What you will do:
Locate every line in the records below that contains the word "screenshot", and copy each one.

Given records:

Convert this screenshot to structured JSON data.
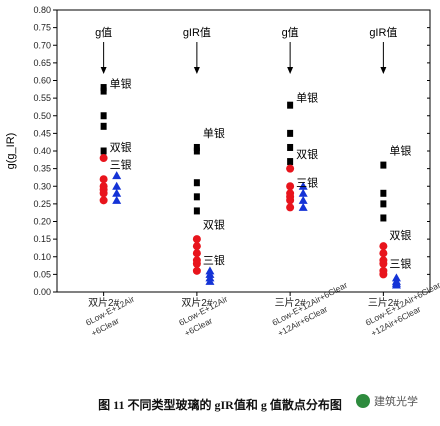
{
  "chart_data": {
    "type": "scatter",
    "ylabel": "g(g_IR)",
    "ylim": [
      0,
      0.8
    ],
    "ytick_labels": [
      "0.00",
      "0.05",
      "0.10",
      "0.15",
      "0.20",
      "0.25",
      "0.30",
      "0.35",
      "0.40",
      "0.45",
      "0.50",
      "0.55",
      "0.60",
      "0.65",
      "0.70",
      "0.75",
      "0.80"
    ],
    "categories": [
      {
        "label": "双片2#",
        "sub": [
          "6Low-E+12Air",
          "+6Clear"
        ],
        "top": "g值"
      },
      {
        "label": "双片2#",
        "sub": [
          "6Low-E+12Air",
          "+6Clear"
        ],
        "top": "gIR值"
      },
      {
        "label": "三片2#",
        "sub": [
          "6Low-E+12Air+6Clear",
          "+12Air+6Clear"
        ],
        "top": "g值"
      },
      {
        "label": "三片2#",
        "sub": [
          "6Low-E+12Air+6Clear",
          "+12Air+6Clear"
        ],
        "top": "gIR值"
      }
    ],
    "series": [
      {
        "name": "单银",
        "marker": "square",
        "color": "#000000",
        "points": [
          [
            [
              1,
              0.58
            ],
            [
              1,
              0.57
            ],
            [
              1,
              0.5
            ],
            [
              1,
              0.47
            ],
            [
              1,
              0.4
            ]
          ],
          [
            [
              2,
              0.41
            ],
            [
              2,
              0.4
            ],
            [
              2,
              0.31
            ],
            [
              2,
              0.27
            ],
            [
              2,
              0.23
            ]
          ],
          [
            [
              3,
              0.53
            ],
            [
              3,
              0.45
            ],
            [
              3,
              0.41
            ],
            [
              3,
              0.37
            ]
          ],
          [
            [
              4,
              0.36
            ],
            [
              4,
              0.28
            ],
            [
              4,
              0.25
            ],
            [
              4,
              0.21
            ]
          ]
        ]
      },
      {
        "name": "双银",
        "marker": "circle",
        "color": "#e8141c",
        "points": [
          [
            [
              1,
              0.38
            ],
            [
              1,
              0.32
            ],
            [
              1,
              0.3
            ],
            [
              1,
              0.29
            ],
            [
              1,
              0.28
            ],
            [
              1,
              0.26
            ]
          ],
          [
            [
              2,
              0.15
            ],
            [
              2,
              0.13
            ],
            [
              2,
              0.11
            ],
            [
              2,
              0.09
            ],
            [
              2,
              0.08
            ],
            [
              2,
              0.06
            ]
          ],
          [
            [
              3,
              0.35
            ],
            [
              3,
              0.3
            ],
            [
              3,
              0.28
            ],
            [
              3,
              0.27
            ],
            [
              3,
              0.26
            ],
            [
              3,
              0.24
            ]
          ],
          [
            [
              4,
              0.13
            ],
            [
              4,
              0.11
            ],
            [
              4,
              0.09
            ],
            [
              4,
              0.08
            ],
            [
              4,
              0.06
            ],
            [
              4,
              0.05
            ]
          ]
        ]
      },
      {
        "name": "三银",
        "marker": "triangle",
        "color": "#1433d6",
        "points": [
          [
            [
              1.14,
              0.33
            ],
            [
              1.14,
              0.3
            ],
            [
              1.14,
              0.28
            ],
            [
              1.14,
              0.26
            ]
          ],
          [
            [
              2.14,
              0.06
            ],
            [
              2.14,
              0.05
            ],
            [
              2.14,
              0.04
            ],
            [
              2.14,
              0.03
            ]
          ],
          [
            [
              3.14,
              0.3
            ],
            [
              3.14,
              0.28
            ],
            [
              3.14,
              0.26
            ],
            [
              3.14,
              0.24
            ]
          ],
          [
            [
              4.14,
              0.04
            ],
            [
              4.14,
              0.03
            ],
            [
              4.14,
              0.025
            ],
            [
              4.14,
              0.02
            ]
          ]
        ]
      }
    ],
    "annotations": [
      {
        "text": "单银",
        "x": 1,
        "y": 0.58
      },
      {
        "text": "双银",
        "x": 1,
        "y": 0.4
      },
      {
        "text": "三银",
        "x": 1,
        "y": 0.35
      },
      {
        "text": "单银",
        "x": 2,
        "y": 0.44
      },
      {
        "text": "双银",
        "x": 2,
        "y": 0.18
      },
      {
        "text": "三银",
        "x": 2,
        "y": 0.08
      },
      {
        "text": "单银",
        "x": 3,
        "y": 0.54
      },
      {
        "text": "双银",
        "x": 3,
        "y": 0.38
      },
      {
        "text": "三银",
        "x": 3,
        "y": 0.3
      },
      {
        "text": "单银",
        "x": 4,
        "y": 0.39
      },
      {
        "text": "双银",
        "x": 4,
        "y": 0.15
      },
      {
        "text": "三银",
        "x": 4,
        "y": 0.07
      }
    ]
  },
  "caption": "图 11 不同类型玻璃的 gIR值和 g 值散点分布图",
  "watermark": "建筑光学"
}
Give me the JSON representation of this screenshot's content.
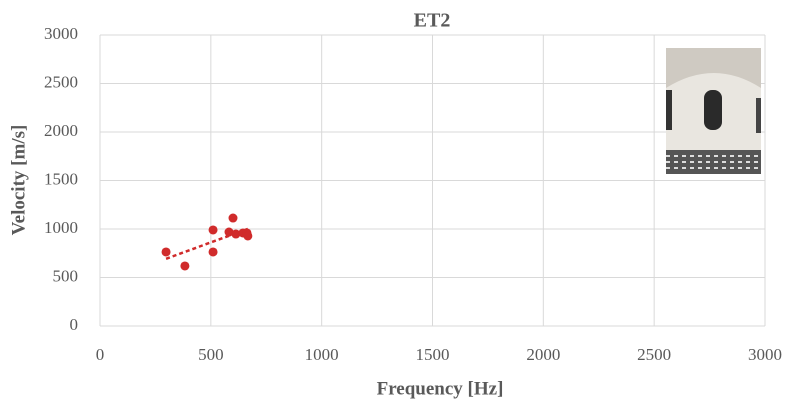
{
  "chart_data": {
    "type": "scatter",
    "title": "ET2",
    "x_label": "Frequency [Hz]",
    "y_label": "Velocity [m/s]",
    "series": [
      {
        "color": "#d02b2b",
        "x": [
          298,
          383,
          510,
          510,
          582,
          600,
          613,
          645,
          663,
          667
        ],
        "values": [
          763,
          619,
          990,
          763,
          969,
          1113,
          948,
          959,
          959,
          928
        ]
      }
    ],
    "xlim": [
      0,
      3000
    ],
    "xticks": [
      0,
      500,
      1000,
      1500,
      2000,
      2500,
      3000
    ],
    "ylim": [
      0,
      3000
    ],
    "yticks": [
      0,
      500,
      1000,
      1500,
      2000,
      2500,
      3000
    ],
    "grid": true,
    "trendline": true
  }
}
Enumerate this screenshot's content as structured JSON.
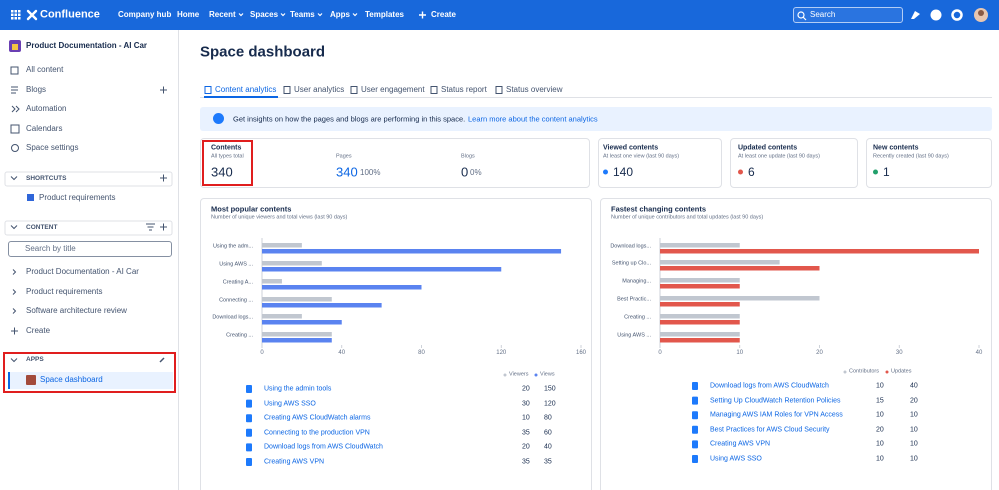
{
  "chart_data": [
    {
      "type": "bar",
      "orientation": "horizontal",
      "title": "Most popular contents",
      "subtitle": "Number of unique viewers and total views (last 90 days)",
      "categories": [
        "Using the adm...",
        "Using AWS ...",
        "Creating A...",
        "Connecting ...",
        "Download logs...",
        "Creating ..."
      ],
      "series": [
        {
          "name": "Viewers",
          "color": "#c1c7d0",
          "values": [
            20,
            30,
            10,
            35,
            20,
            35
          ]
        },
        {
          "name": "Views",
          "color": "#5a83f0",
          "values": [
            150,
            120,
            80,
            60,
            40,
            35
          ]
        }
      ],
      "xlim": [
        0,
        160
      ],
      "xticks": [
        0,
        40,
        80,
        120,
        160
      ]
    },
    {
      "type": "bar",
      "orientation": "horizontal",
      "title": "Fastest changing contents",
      "subtitle": "Number of unique contributors and total updates (last 90 days)",
      "categories": [
        "Download logs...",
        "Setting up Clo...",
        "Managing...",
        "Best Practic...",
        "Creating ...",
        "Using AWS ..."
      ],
      "series": [
        {
          "name": "Contributors",
          "color": "#c1c7d0",
          "values": [
            10,
            15,
            10,
            20,
            10,
            10
          ]
        },
        {
          "name": "Updates",
          "color": "#e2574c",
          "values": [
            40,
            20,
            10,
            10,
            10,
            10
          ]
        }
      ],
      "xlim": [
        0,
        40
      ],
      "xticks": [
        0,
        10,
        20,
        30,
        40
      ]
    }
  ],
  "ui": {
    "nav": {
      "product": "Confluence",
      "items": [
        "Company hub",
        "Home",
        "Recent",
        "Spaces",
        "Teams",
        "Apps",
        "Templates"
      ],
      "create": "Create",
      "search": "Search"
    },
    "sidebar": {
      "space": "Product Documentation - AI Car",
      "links": [
        "All content",
        "Blogs",
        "Automation",
        "Calendars",
        "Space settings"
      ],
      "shortcuts": {
        "heading": "SHORTCUTS",
        "items": [
          "Product requirements"
        ]
      },
      "content": {
        "heading": "CONTENT",
        "search": "Search by title",
        "tree": [
          "Product Documentation - AI Car",
          "Product requirements",
          "Software architecture review"
        ],
        "create": "Create"
      },
      "apps": {
        "heading": "APPS",
        "items": [
          "Space dashboard"
        ]
      }
    },
    "page": {
      "title": "Space dashboard",
      "tabs": [
        "Content analytics",
        "User analytics",
        "User engagement",
        "Status report",
        "Status overview"
      ],
      "banner": {
        "text": "Get insights on how the pages and blogs are performing in this space.",
        "link": "Learn more about the content analytics"
      }
    },
    "stats": {
      "contents": {
        "title": "Contents",
        "caption": "All types total",
        "value": 340
      },
      "pages": {
        "title": "Pages",
        "value": 340,
        "share": "100%"
      },
      "blogs": {
        "title": "Blogs",
        "value": 0,
        "share": "0%"
      },
      "viewed": {
        "title": "Viewed contents",
        "caption": "At least one view (last 90 days)",
        "value": 140
      },
      "updated": {
        "title": "Updated contents",
        "caption": "At least one update (last 90 days)",
        "value": 6
      },
      "new": {
        "title": "New contents",
        "caption": "Recently created (last 90 days)",
        "value": 1
      }
    },
    "tables": [
      {
        "names": [
          "Using the admin tools",
          "Using AWS SSO",
          "Creating AWS CloudWatch alarms",
          "Connecting to the production VPN",
          "Download logs from AWS CloudWatch",
          "Creating AWS VPN"
        ]
      },
      {
        "names": [
          "Download logs from AWS CloudWatch",
          "Setting Up CloudWatch Retention Policies",
          "Managing AWS IAM Roles for VPN Access",
          "Best Practices for AWS Cloud Security",
          "Creating AWS VPN",
          "Using AWS SSO"
        ]
      }
    ]
  }
}
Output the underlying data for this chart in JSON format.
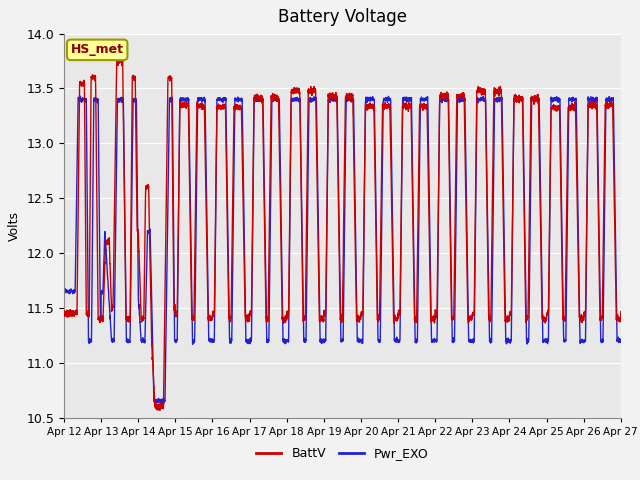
{
  "title": "Battery Voltage",
  "ylabel": "Volts",
  "xlim_start": 0,
  "xlim_end": 15,
  "ylim": [
    10.5,
    14.0
  ],
  "yticks": [
    10.5,
    11.0,
    11.5,
    12.0,
    12.5,
    13.0,
    13.5,
    14.0
  ],
  "xtick_labels": [
    "Apr 12",
    "Apr 13",
    "Apr 14",
    "Apr 15",
    "Apr 16",
    "Apr 17",
    "Apr 18",
    "Apr 19",
    "Apr 20",
    "Apr 21",
    "Apr 22",
    "Apr 23",
    "Apr 24",
    "Apr 25",
    "Apr 26",
    "Apr 27"
  ],
  "legend_labels": [
    "BattV",
    "Pwr_EXO"
  ],
  "line_red_color": "#cc0000",
  "line_blue_color": "#2222cc",
  "annotation_text": "HS_met",
  "plot_bg_color": "#e8e8e8",
  "fig_bg_color": "#f2f2f2",
  "grid_color": "white",
  "title_fontsize": 12,
  "axis_fontsize": 9,
  "legend_fontsize": 9
}
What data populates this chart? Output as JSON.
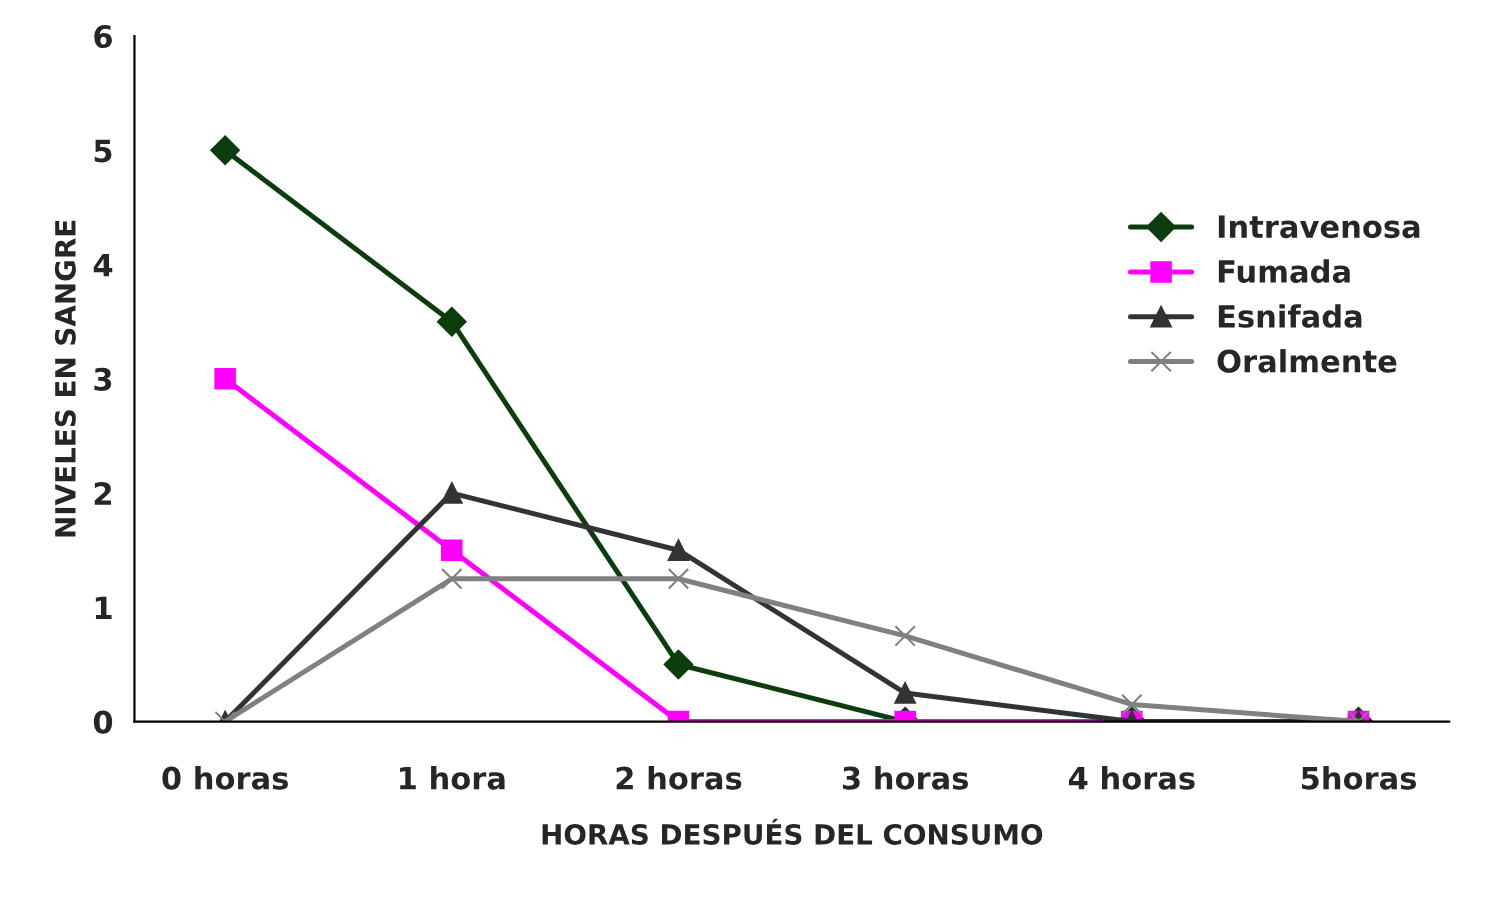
{
  "chart_data": {
    "type": "line",
    "xlabel": "HORAS DESPUÉS DEL CONSUMO",
    "ylabel": "NIVELES EN SANGRE",
    "categories": [
      "0 horas",
      "1 hora",
      "2 horas",
      "3 horas",
      "4 horas",
      "5horas"
    ],
    "series": [
      {
        "name": "Intravenosa",
        "color": "#0d3d0d",
        "marker": "diamond",
        "values": [
          5,
          3.5,
          0.5,
          0,
          0,
          0
        ]
      },
      {
        "name": "Fumada",
        "color": "#ff00ff",
        "marker": "square",
        "values": [
          3,
          1.5,
          0,
          0,
          0,
          0
        ]
      },
      {
        "name": "Esnifada",
        "color": "#333333",
        "marker": "triangle",
        "values": [
          0,
          2,
          1.5,
          0.25,
          0,
          0
        ]
      },
      {
        "name": "Oralmente",
        "color": "#808080",
        "marker": "cross",
        "values": [
          0,
          1.25,
          1.25,
          0.75,
          0.15,
          0
        ]
      }
    ],
    "ylim": [
      0,
      6
    ],
    "yticks": [
      0,
      1,
      2,
      3,
      4,
      5,
      6
    ],
    "grid": false,
    "legend": "right"
  }
}
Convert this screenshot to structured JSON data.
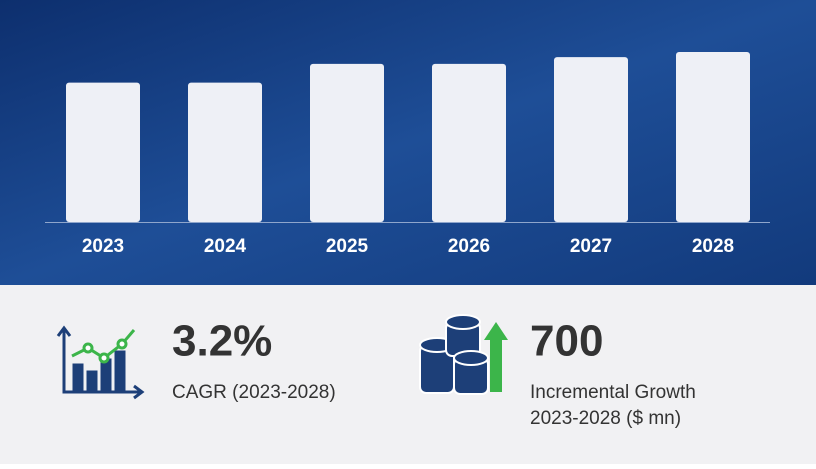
{
  "chart_data": {
    "type": "bar",
    "categories": [
      "2023",
      "2024",
      "2025",
      "2026",
      "2027",
      "2028"
    ],
    "values": [
      82,
      82,
      93,
      93,
      97,
      100
    ],
    "color": "#eef0f6"
  },
  "kpis": [
    {
      "value": "3.2%",
      "label": "CAGR (2023-2028)"
    },
    {
      "value": "700",
      "label": "Incremental Growth",
      "sublabel": "2023-2028 ($ mn)"
    }
  ]
}
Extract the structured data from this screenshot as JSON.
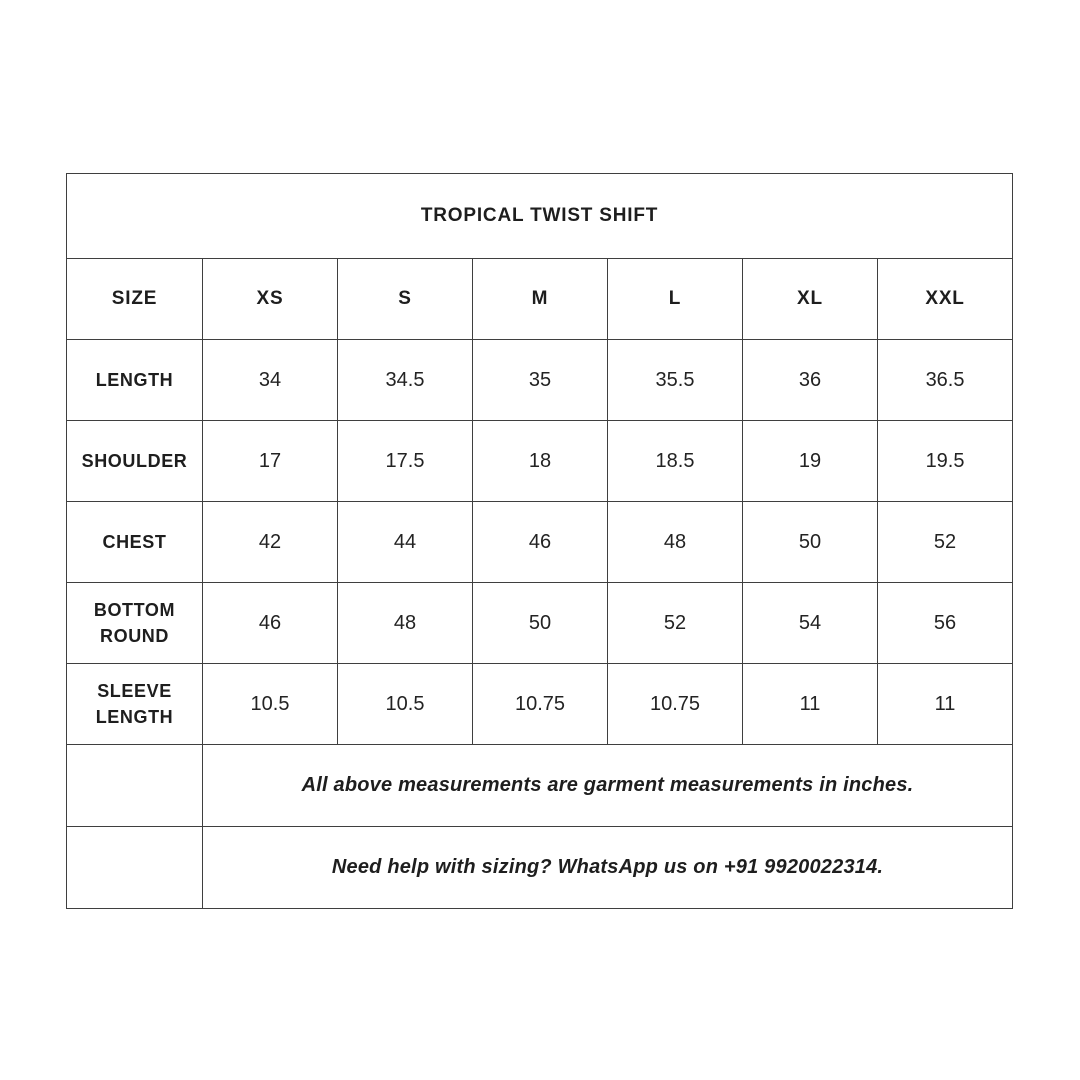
{
  "colors": {
    "background": "#ffffff",
    "text": "#1e1e1e",
    "border": "#3f3f3f"
  },
  "table": {
    "title": "TROPICAL TWIST SHIFT",
    "header": [
      "SIZE",
      "XS",
      "S",
      "M",
      "L",
      "XL",
      "XXL"
    ],
    "rows": [
      {
        "label": "LENGTH",
        "values": [
          "34",
          "34.5",
          "35",
          "35.5",
          "36",
          "36.5"
        ]
      },
      {
        "label": "SHOULDER",
        "values": [
          "17",
          "17.5",
          "18",
          "18.5",
          "19",
          "19.5"
        ]
      },
      {
        "label": "CHEST",
        "values": [
          "42",
          "44",
          "46",
          "48",
          "50",
          "52"
        ]
      },
      {
        "label": "BOTTOM ROUND",
        "values": [
          "46",
          "48",
          "50",
          "52",
          "54",
          "56"
        ]
      },
      {
        "label": "SLEEVE LENGTH",
        "values": [
          "10.5",
          "10.5",
          "10.75",
          "10.75",
          "11",
          "11"
        ]
      }
    ],
    "notes": [
      "All above measurements are garment measurements in inches.",
      "Need help with sizing? WhatsApp us on +91 9920022314."
    ]
  }
}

Completed task:
Convert this screenshot to structured JSON data.
Give me the JSON representation of this screenshot's content.
Enumerate this screenshot's content as structured JSON.
Convert this screenshot to structured JSON data.
Extract the structured data from this screenshot as JSON.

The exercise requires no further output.